> **Task brief**
Write the listing below out again exactly, dropping the images.

(Part of a data file)
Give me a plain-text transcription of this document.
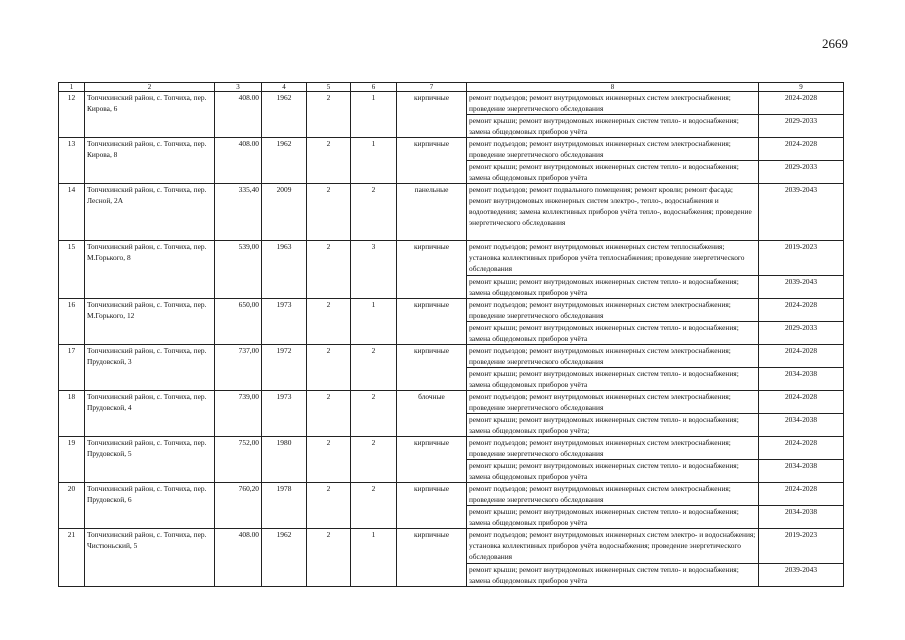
2669
1	2	3	4	5	6	7	8	9
12	Топчихинский район, с. Топчиха, пер. Кирова, 6	408.00	1962	2	1	кирпичные	ремонт подъездов; ремонт внутридомовых инженерных систем электроснабжения; проведение энергетического обследования	2024-2028
							ремонт крыши; ремонт внутридомовых инженерных систем тепло- и водоснабжения; замена общедомовых приборов учёта	2029-2033
13	Топчихинский район, с. Топчиха, пер. Кирова, 8	408.00	1962	2	1	кирпичные	ремонт подъездов; ремонт внутридомовых инженерных систем электроснабжения; проведение энергетического обследования	2024-2028
							ремонт крыши; ремонт внутридомовых инженерных систем тепло- и водоснабжения; замена общедомовых приборов учёта	2029-2033
14	Топчихинский район, с. Топчиха, пер. Лесной, 2А	335,40	2009	2	2	панельные	ремонт подъездов; ремонт подвального помещения; ремонт кровли; ремонт фасада; ремонт внутридомовых инженерных систем электро-, тепло-, водоснабжения и водоотведения; замена коллективных приборов учёта тепло-, водоснабжения; проведение энергетического обследования	2039-2043
15	Топчихинский район, с. Топчиха, пер. М.Горького, 8	539,00	1963	2	3	кирпичные	ремонт подъездов; ремонт внутридомовых инженерных систем теплоснабжения; установка коллективных приборов учёта теплоснабжения; проведение энергетического обследования	2019-2023
							ремонт крыши; ремонт внутридомовых инженерных систем тепло- и водоснабжения; замена общедомовых приборов учёта	2039-2043
16	Топчихинский район, с. Топчиха, пер. М.Горького, 12	650,00	1973	2	1	кирпичные	ремонт подъездов; ремонт внутридомовых инженерных систем электроснабжения; проведение энергетического обследования	2024-2028
							ремонт крыши; ремонт внутридомовых инженерных систем тепло- и водоснабжения; замена общедомовых приборов учёта	2029-2033
17	Топчихинский район, с. Топчиха, пер. Прудовской, 3	737,00	1972	2	2	кирпичные	ремонт подъездов; ремонт внутридомовых инженерных систем электроснабжения; проведение энергетического обследования	2024-2028
							ремонт крыши; ремонт внутридомовых инженерных систем тепло- и водоснабжения; замена общедомовых приборов учёта	2034-2038
18	Топчихинский район, с. Топчиха, пер. Прудовской, 4	739,00	1973	2	2	блочные	ремонт подъездов; ремонт внутридомовых инженерных систем электроснабжения; проведение энергетического обследования	2024-2028
							ремонт крыши; ремонт внутридомовых инженерных систем тепло- и водоснабжения; замена общедомовых приборов учёта;	2034-2038
19	Топчихинский район, с. Топчиха, пер. Прудовской, 5	752,00	1980	2	2	кирпичные	ремонт подъездов; ремонт внутридомовых инженерных систем электроснабжения; проведение энергетического обследования	2024-2028
							ремонт крыши; ремонт внутридомовых инженерных систем тепло- и водоснабжения; замена общедомовых приборов учёта	2034-2038
20	Топчихинский район, с. Топчиха, пер. Прудовской, 6	760,20	1978	2	2	кирпичные	ремонт подъездов; ремонт внутридомовых инженерных систем электроснабжения; проведение энергетического обследования	2024-2028
							ремонт крыши; ремонт внутридомовых инженерных систем тепло- и водоснабжения; замена общедомовых приборов учёта	2034-2038
21	Топчихинский район, с. Топчиха, пер. Чистюньский, 5	408.00	1962	2	1	кирпичные	ремонт подъездов; ремонт внутридомовых инженерных систем электро- и водоснабжения; установка коллективных приборов учёта водоснабжения; проведение энергетического обследования	2019-2023
							ремонт крыши; ремонт внутридомовых инженерных систем тепло- и водоснабжения; замена общедомовых приборов учёта	2039-2043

> **Solution**
Give me a plain-text transcription of this document.
2669
1	2	3	4	5	6	7	8	9
12	Топчихинский район, с. Топчиха, пер. Кирова, 6	408.00	1962	2	1	кирпичные	ремонт подъездов; ремонт внутридомовых инженерных систем электроснабжения; проведение энергетического обследования	2024-2028
							ремонт крыши; ремонт внутридомовых инженерных систем тепло- и водоснабжения; замена общедомовых приборов учёта	2029-2033
13	Топчихинский район, с. Топчиха, пер. Кирова, 8	408.00	1962	2	1	кирпичные	ремонт подъездов; ремонт внутридомовых инженерных систем электроснабжения; проведение энергетического обследования	2024-2028
							ремонт крыши; ремонт внутридомовых инженерных систем тепло- и водоснабжения; замена общедомовых приборов учёта	2029-2033
14	Топчихинский район, с. Топчиха, пер. Лесной, 2А	335,40	2009	2	2	панельные	ремонт подъездов; ремонт подвального помещения; ремонт кровли; ремонт фасада; ремонт внутридомовых инженерных систем электро-, тепло-, водоснабжения и водоотведения; замена коллективных приборов учёта тепло-, водоснабжения; проведение энергетического обследования	2039-2043
15	Топчихинский район, с. Топчиха, пер. М.Горького, 8	539,00	1963	2	3	кирпичные	ремонт подъездов; ремонт внутридомовых инженерных систем теплоснабжения; установка коллективных приборов учёта теплоснабжения; проведение энергетического обследования	2019-2023
							ремонт крыши; ремонт внутридомовых инженерных систем тепло- и водоснабжения; замена общедомовых приборов учёта	2039-2043
16	Топчихинский район, с. Топчиха, пер. М.Горького, 12	650,00	1973	2	1	кирпичные	ремонт подъездов; ремонт внутридомовых инженерных систем электроснабжения; проведение энергетического обследования	2024-2028
							ремонт крыши; ремонт внутридомовых инженерных систем тепло- и водоснабжения; замена общедомовых приборов учёта	2029-2033
17	Топчихинский район, с. Топчиха, пер. Прудовской, 3	737,00	1972	2	2	кирпичные	ремонт подъездов; ремонт внутридомовых инженерных систем электроснабжения; проведение энергетического обследования	2024-2028
							ремонт крыши; ремонт внутридомовых инженерных систем тепло- и водоснабжения; замена общедомовых приборов учёта	2034-2038
18	Топчихинский район, с. Топчиха, пер. Прудовской, 4	739,00	1973	2	2	блочные	ремонт подъездов; ремонт внутридомовых инженерных систем электроснабжения; проведение энергетического обследования	2024-2028
							ремонт крыши; ремонт внутридомовых инженерных систем тепло- и водоснабжения; замена общедомовых приборов учёта;	2034-2038
19	Топчихинский район, с. Топчиха, пер. Прудовской, 5	752,00	1980	2	2	кирпичные	ремонт подъездов; ремонт внутридомовых инженерных систем электроснабжения; проведение энергетического обследования	2024-2028
							ремонт крыши; ремонт внутридомовых инженерных систем тепло- и водоснабжения; замена общедомовых приборов учёта	2034-2038
20	Топчихинский район, с. Топчиха, пер. Прудовской, 6	760,20	1978	2	2	кирпичные	ремонт подъездов; ремонт внутридомовых инженерных систем электроснабжения; проведение энергетического обследования	2024-2028
							ремонт крыши; ремонт внутридомовых инженерных систем тепло- и водоснабжения; замена общедомовых приборов учёта	2034-2038
21	Топчихинский район, с. Топчиха, пер. Чистюньский, 5	408.00	1962	2	1	кирпичные	ремонт подъездов; ремонт внутридомовых инженерных систем электро- и водоснабжения; установка коллективных приборов учёта водоснабжения; проведение энергетического обследования	2019-2023
							ремонт крыши; ремонт внутридомовых инженерных систем тепло- и водоснабжения; замена общедомовых приборов учёта	2039-2043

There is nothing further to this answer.